Give the number of lines below that contain the word "ganado", and nothing else.

BEGIN Available data

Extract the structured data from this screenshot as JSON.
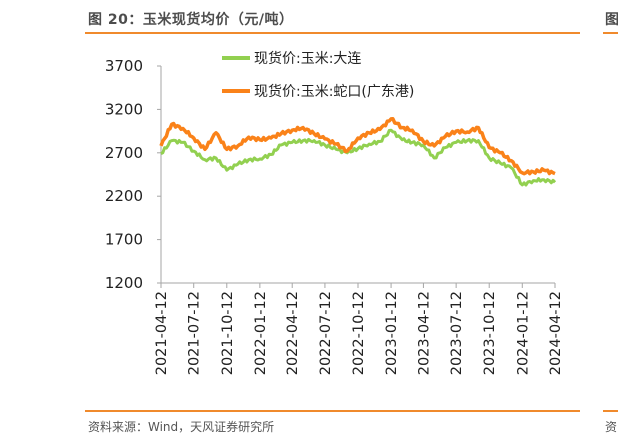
{
  "header": {
    "title": "图 20：玉米现货均价（元/吨）",
    "side_fragment": "图"
  },
  "footer": {
    "source": "资料来源：Wind，天风证券研究所",
    "side_fragment": "资"
  },
  "colors": {
    "accent": "#f08a2c",
    "series_dalian": "#92d050",
    "series_shekou": "#fa8219",
    "axis": "#a6a6a6"
  },
  "chart_data": {
    "type": "line",
    "title": "玉米现货均价（元/吨）",
    "xlabel": "",
    "ylabel": "元/吨",
    "ylim": [
      1200,
      3700
    ],
    "yticks": [
      1200,
      1700,
      2200,
      2700,
      3200,
      3700
    ],
    "xticks": [
      "2021-04-12",
      "2021-07-12",
      "2021-10-12",
      "2022-01-12",
      "2022-04-12",
      "2022-07-12",
      "2022-10-12",
      "2023-01-12",
      "2023-04-12",
      "2023-07-12",
      "2023-10-12",
      "2024-01-12",
      "2024-04-12"
    ],
    "grid": false,
    "legend_position": "top-center",
    "x": [
      "2021-04-12",
      "2021-05-12",
      "2021-06-12",
      "2021-07-12",
      "2021-08-12",
      "2021-09-12",
      "2021-10-12",
      "2021-11-12",
      "2021-12-12",
      "2022-01-12",
      "2022-02-12",
      "2022-03-12",
      "2022-04-12",
      "2022-05-12",
      "2022-06-12",
      "2022-07-12",
      "2022-08-12",
      "2022-09-12",
      "2022-10-12",
      "2022-11-12",
      "2022-12-12",
      "2023-01-12",
      "2023-02-12",
      "2023-03-12",
      "2023-04-12",
      "2023-05-12",
      "2023-06-12",
      "2023-07-12",
      "2023-08-12",
      "2023-09-12",
      "2023-10-12",
      "2023-11-12",
      "2023-12-12",
      "2024-01-12",
      "2024-02-12",
      "2024-03-12",
      "2024-04-12"
    ],
    "series": [
      {
        "name": "现货价:玉米:大连",
        "color": "#92d050",
        "values": [
          2690,
          2840,
          2820,
          2720,
          2620,
          2640,
          2500,
          2570,
          2620,
          2630,
          2680,
          2790,
          2820,
          2840,
          2840,
          2790,
          2740,
          2700,
          2750,
          2800,
          2830,
          2960,
          2850,
          2820,
          2790,
          2640,
          2760,
          2820,
          2840,
          2840,
          2640,
          2580,
          2530,
          2330,
          2380,
          2390,
          2360
        ]
      },
      {
        "name": "现货价:玉米:蛇口(广东港)",
        "color": "#fa8219",
        "values": [
          2780,
          3030,
          2980,
          2870,
          2740,
          2930,
          2740,
          2780,
          2880,
          2850,
          2870,
          2920,
          2960,
          2990,
          2920,
          2860,
          2800,
          2720,
          2870,
          2930,
          2970,
          3090,
          2990,
          2960,
          2830,
          2780,
          2890,
          2950,
          2940,
          2990,
          2760,
          2700,
          2610,
          2470,
          2480,
          2500,
          2460
        ]
      }
    ]
  },
  "legend": {
    "items": [
      {
        "label": "现货价:玉米:大连"
      },
      {
        "label": "现货价:玉米:蛇口(广东港)"
      }
    ]
  },
  "axes": {
    "y_labels": [
      "3700",
      "3200",
      "2700",
      "2200",
      "1700",
      "1200"
    ],
    "x_labels": [
      "2021-04-12",
      "2021-07-12",
      "2021-10-12",
      "2022-01-12",
      "2022-04-12",
      "2022-07-12",
      "2022-10-12",
      "2023-01-12",
      "2023-04-12",
      "2023-07-12",
      "2023-10-12",
      "2024-01-12",
      "2024-04-12"
    ]
  }
}
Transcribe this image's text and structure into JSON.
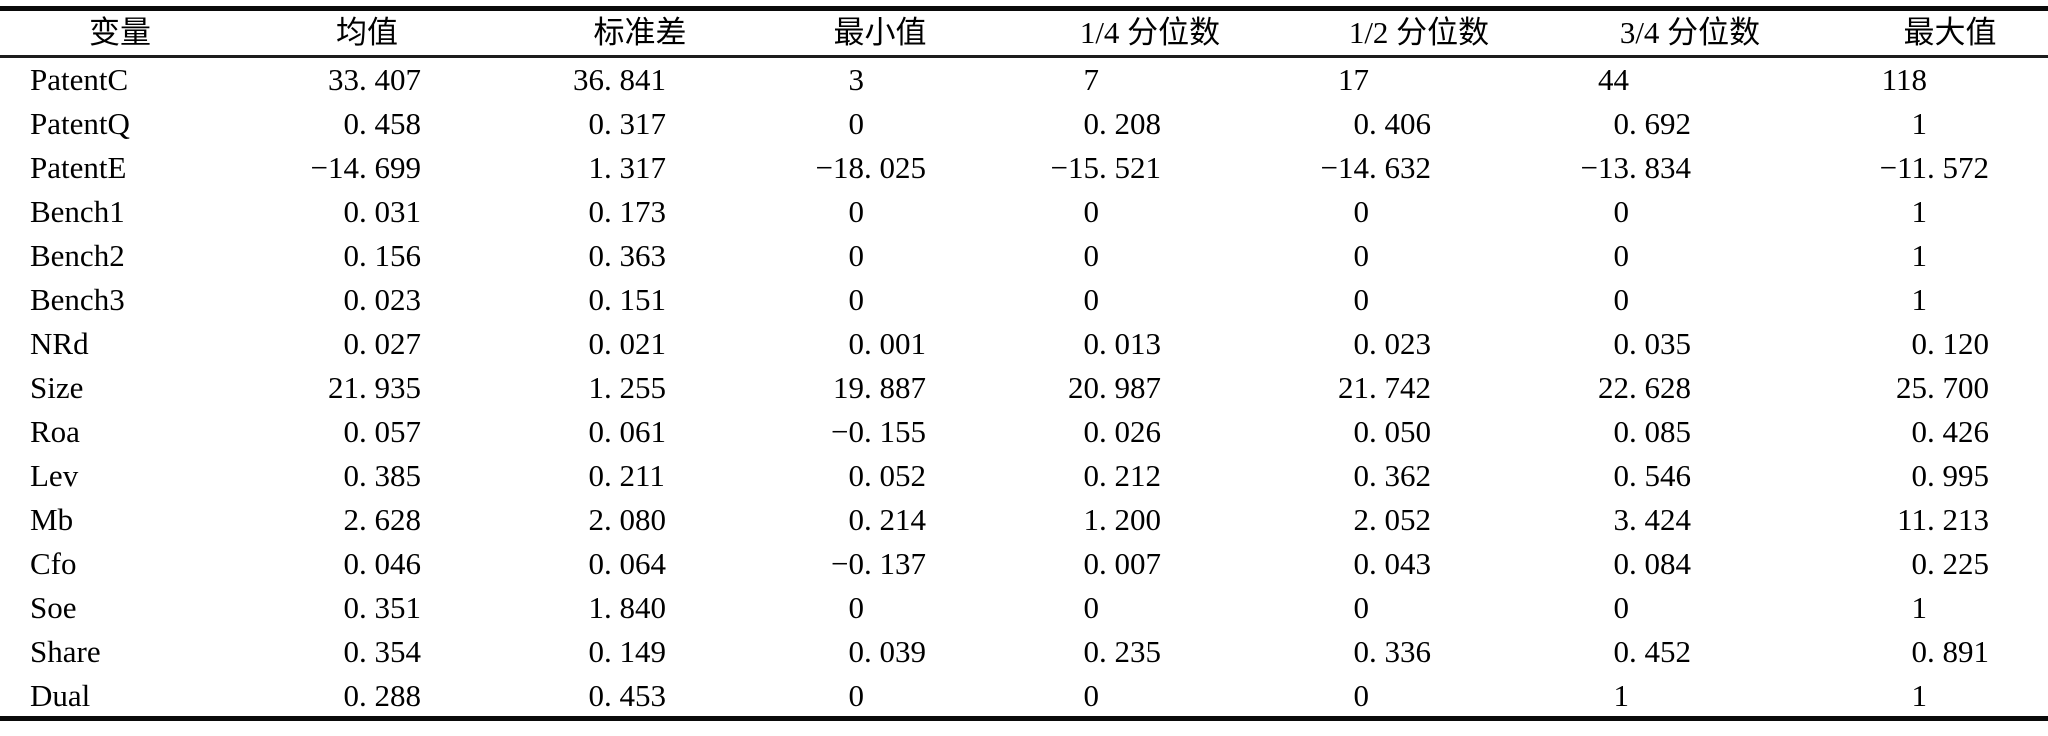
{
  "table": {
    "columns": [
      {
        "label": "变量"
      },
      {
        "label": "均值"
      },
      {
        "label": "标准差"
      },
      {
        "label": "最小值"
      },
      {
        "label": "1/4 分位数"
      },
      {
        "label": "1/2 分位数"
      },
      {
        "label": "3/4 分位数"
      },
      {
        "label": "最大值"
      }
    ],
    "rows": [
      {
        "variable": "PatentC",
        "values": [
          "33. 407",
          "36. 841",
          "3",
          "7",
          "17",
          "44",
          "118"
        ]
      },
      {
        "variable": "PatentQ",
        "values": [
          "0. 458",
          "0. 317",
          "0",
          "0. 208",
          "0. 406",
          "0. 692",
          "1"
        ]
      },
      {
        "variable": "PatentE",
        "values": [
          "−14. 699",
          "1. 317",
          "−18. 025",
          "−15. 521",
          "−14. 632",
          "−13. 834",
          "−11. 572"
        ]
      },
      {
        "variable": "Bench1",
        "values": [
          "0. 031",
          "0. 173",
          "0",
          "0",
          "0",
          "0",
          "1"
        ]
      },
      {
        "variable": "Bench2",
        "values": [
          "0. 156",
          "0. 363",
          "0",
          "0",
          "0",
          "0",
          "1"
        ]
      },
      {
        "variable": "Bench3",
        "values": [
          "0. 023",
          "0. 151",
          "0",
          "0",
          "0",
          "0",
          "1"
        ]
      },
      {
        "variable": "NRd",
        "values": [
          "0. 027",
          "0. 021",
          "0. 001",
          "0. 013",
          "0. 023",
          "0. 035",
          "0. 120"
        ]
      },
      {
        "variable": "Size",
        "values": [
          "21. 935",
          "1. 255",
          "19. 887",
          "20. 987",
          "21. 742",
          "22. 628",
          "25. 700"
        ]
      },
      {
        "variable": "Roa",
        "values": [
          "0. 057",
          "0. 061",
          "−0. 155",
          "0. 026",
          "0. 050",
          "0. 085",
          "0. 426"
        ]
      },
      {
        "variable": "Lev",
        "values": [
          "0. 385",
          "0. 211",
          "0. 052",
          "0. 212",
          "0. 362",
          "0. 546",
          "0. 995"
        ]
      },
      {
        "variable": "Mb",
        "values": [
          "2. 628",
          "2. 080",
          "0. 214",
          "1. 200",
          "2. 052",
          "3. 424",
          "11. 213"
        ]
      },
      {
        "variable": "Cfo",
        "values": [
          "0. 046",
          "0. 064",
          "−0. 137",
          "0. 007",
          "0. 043",
          "0. 084",
          "0. 225"
        ]
      },
      {
        "variable": "Soe",
        "values": [
          "0. 351",
          "1. 840",
          "0",
          "0",
          "0",
          "0",
          "1"
        ]
      },
      {
        "variable": "Share",
        "values": [
          "0. 354",
          "0. 149",
          "0. 039",
          "0. 235",
          "0. 336",
          "0. 452",
          "0. 891"
        ]
      },
      {
        "variable": "Dual",
        "values": [
          "0. 288",
          "0. 453",
          "0",
          "0",
          "0",
          "1",
          "1"
        ]
      }
    ]
  }
}
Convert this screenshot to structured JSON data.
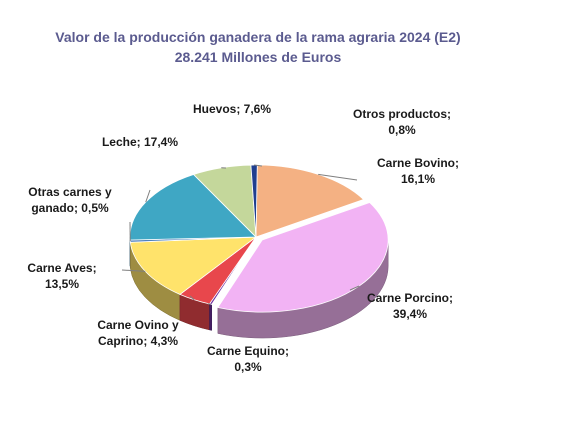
{
  "chart_data": {
    "type": "pie",
    "title": "Valor de la producción ganadera de la rama agraria 2024 (E2)",
    "subtitle": "28.241  Millones de Euros",
    "slices": [
      {
        "name": "Carne Bovino",
        "value": 16.1,
        "label_line1": "Carne Bovino;",
        "label_line2": "16,1%",
        "color": "#f4b183"
      },
      {
        "name": "Carne Porcino",
        "value": 39.4,
        "label_line1": "Carne Porcino;",
        "label_line2": "39,4%",
        "color": "#f2b3f4"
      },
      {
        "name": "Carne Equino",
        "value": 0.3,
        "label_line1": "Carne Equino;",
        "label_line2": "0,3%",
        "color": "#7030a0"
      },
      {
        "name": "Carne Ovino y Caprino",
        "value": 4.3,
        "label_line1": "Carne Ovino y",
        "label_line2": "Caprino; 4,3%",
        "color": "#e8474c"
      },
      {
        "name": "Carne Aves",
        "value": 13.5,
        "label_line1": "Carne Aves;",
        "label_line2": "13,5%",
        "color": "#ffe36b"
      },
      {
        "name": "Otras carnes y ganado",
        "value": 0.5,
        "label_line1": "Otras carnes y",
        "label_line2": "ganado; 0,5%",
        "color": "#4f81bd"
      },
      {
        "name": "Leche",
        "value": 17.4,
        "label_line1": "Leche; 17,4%",
        "label_line2": "",
        "color": "#3fa7c4"
      },
      {
        "name": "Huevos",
        "value": 7.6,
        "label_line1": "Huevos; 7,6%",
        "label_line2": "",
        "color": "#c4d79b"
      },
      {
        "name": "Otros productos",
        "value": 0.8,
        "label_line1": "Otros productos;",
        "label_line2": "0,8%",
        "color": "#1f3f8f"
      }
    ],
    "legend": "none"
  }
}
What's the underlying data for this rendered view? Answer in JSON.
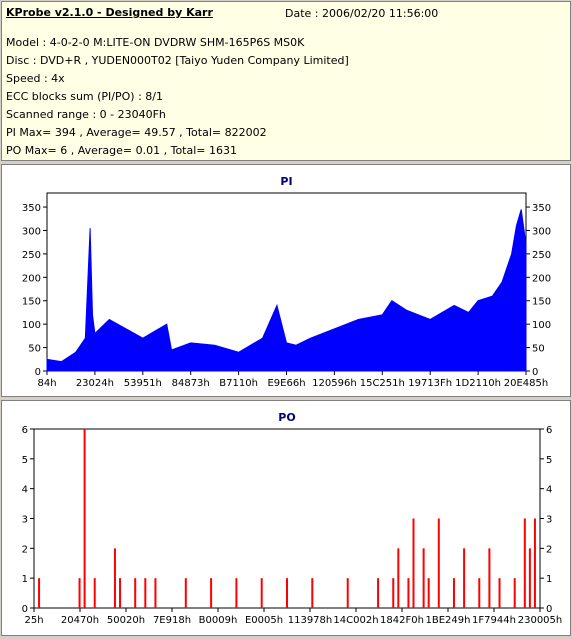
{
  "header": {
    "title": "KProbe v2.1.0 - Designed by Karr",
    "date": "Date : 2006/02/20 11:56:00",
    "lines": [
      "Model : 4-0-2-0 M:LITE-ON DVDRW SHM-165P6S MS0K",
      "Disc : DVD+R , YUDEN000T02 [Taiyo Yuden Company Limited]",
      "Speed : 4x",
      "ECC blocks sum (PI/PO) : 8/1",
      "Scanned range : 0 - 23040Fh",
      "PI Max= 394 , Average= 49.57 , Total= 822002",
      "PO Max= 6 , Average= 0.01 , Total= 1631"
    ]
  },
  "colors": {
    "pi": "#0000ff",
    "po": "#ff0000",
    "plot_bg": "#ffffff",
    "plot_bg_inner": "#e9e9ff"
  },
  "chart_data": [
    {
      "type": "area",
      "title": "PI",
      "ylim": [
        0,
        380
      ],
      "yticks": [
        0,
        50,
        100,
        150,
        200,
        250,
        300,
        350
      ],
      "xtick_labels": [
        "84h",
        "23024h",
        "53951h",
        "84873h",
        "B7110h",
        "E9E66h",
        "120596h",
        "15C251h",
        "19713Fh",
        "1D2110h",
        "20E485h"
      ],
      "x_fraction": [
        0.0,
        0.03,
        0.06,
        0.08,
        0.09,
        0.095,
        0.1,
        0.13,
        0.2,
        0.25,
        0.26,
        0.3,
        0.35,
        0.4,
        0.45,
        0.48,
        0.5,
        0.52,
        0.55,
        0.6,
        0.65,
        0.7,
        0.72,
        0.75,
        0.8,
        0.85,
        0.88,
        0.9,
        0.93,
        0.95,
        0.97,
        0.98,
        0.99,
        1.0
      ],
      "y_values": [
        25,
        20,
        40,
        70,
        305,
        120,
        80,
        110,
        70,
        100,
        45,
        60,
        55,
        40,
        70,
        140,
        60,
        55,
        70,
        90,
        110,
        120,
        150,
        130,
        110,
        140,
        125,
        150,
        160,
        190,
        250,
        310,
        345,
        270
      ]
    },
    {
      "type": "bar",
      "title": "PO",
      "ylim": [
        0,
        6
      ],
      "yticks": [
        0,
        1,
        2,
        3,
        4,
        5,
        6
      ],
      "xtick_labels": [
        "25h",
        "20470h",
        "50020h",
        "7E918h",
        "B0009h",
        "E0005h",
        "113978h",
        "14C002h",
        "1842F0h",
        "1BE249h",
        "1F7944h",
        "230005h"
      ],
      "x_fraction": [
        0.01,
        0.09,
        0.1,
        0.12,
        0.16,
        0.17,
        0.2,
        0.22,
        0.24,
        0.3,
        0.35,
        0.4,
        0.45,
        0.5,
        0.55,
        0.62,
        0.68,
        0.71,
        0.72,
        0.74,
        0.75,
        0.77,
        0.78,
        0.8,
        0.83,
        0.85,
        0.88,
        0.9,
        0.92,
        0.95,
        0.97,
        0.98,
        0.99
      ],
      "y_values": [
        1,
        1,
        6,
        1,
        2,
        1,
        1,
        1,
        1,
        1,
        1,
        1,
        1,
        1,
        1,
        1,
        1,
        1,
        2,
        1,
        3,
        2,
        1,
        3,
        1,
        2,
        1,
        2,
        1,
        1,
        3,
        2,
        3
      ]
    }
  ]
}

END Available data

Solution below -
2